(Dataset rows)
========================================================================

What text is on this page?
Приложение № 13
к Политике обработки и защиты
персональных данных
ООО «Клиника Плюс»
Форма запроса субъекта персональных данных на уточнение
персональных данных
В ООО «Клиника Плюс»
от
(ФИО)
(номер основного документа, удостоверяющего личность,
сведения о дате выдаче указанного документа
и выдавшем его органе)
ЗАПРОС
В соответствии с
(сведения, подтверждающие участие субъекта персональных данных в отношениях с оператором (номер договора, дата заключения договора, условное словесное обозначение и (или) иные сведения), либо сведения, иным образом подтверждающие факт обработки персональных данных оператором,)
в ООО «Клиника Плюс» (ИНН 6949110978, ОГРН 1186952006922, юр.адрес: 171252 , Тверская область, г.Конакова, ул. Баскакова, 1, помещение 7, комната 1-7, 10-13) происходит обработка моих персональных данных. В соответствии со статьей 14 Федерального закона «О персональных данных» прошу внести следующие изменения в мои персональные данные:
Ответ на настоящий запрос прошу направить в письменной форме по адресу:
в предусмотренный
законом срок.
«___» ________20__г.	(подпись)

========================================================================

## [DESCRIPTION OF THE TASK]
Give the data again, exactly as it stands.

## [SOLUTION TO THE PROBLEM]
What text is on this page?
Приложение № 13
к Политике обработки и защиты
персональных данных
ООО «Клиника Плюс»
Форма запроса субъекта персональных данных на уточнение
персональных данных
В ООО «Клиника Плюс»
от
(ФИО)
(номер основного документа, удостоверяющего личность,
сведения о дате выдаче указанного документа
и выдавшем его органе)
ЗАПРОС
В соответствии с
(сведения, подтверждающие участие субъекта персональных данных в отношениях с оператором (номер договора, дата заключения договора, условное словесное обозначение и (или) иные сведения), либо сведения, иным образом подтверждающие факт обработки персональных данных оператором,)
в ООО «Клиника Плюс» (ИНН 6949110978, ОГРН 1186952006922, юр.адрес: 171252 , Тверская область, г.Конакова, ул. Баскакова, 1, помещение 7, комната 1-7, 10-13) происходит обработка моих персональных данных. В соответствии со статьей 14 Федерального закона «О персональных данных» прошу внести следующие изменения в мои персональные данные:
Ответ на настоящий запрос прошу направить в письменной форме по адресу:
в предусмотренный
законом срок.
«___» ________20__г.	(подпись)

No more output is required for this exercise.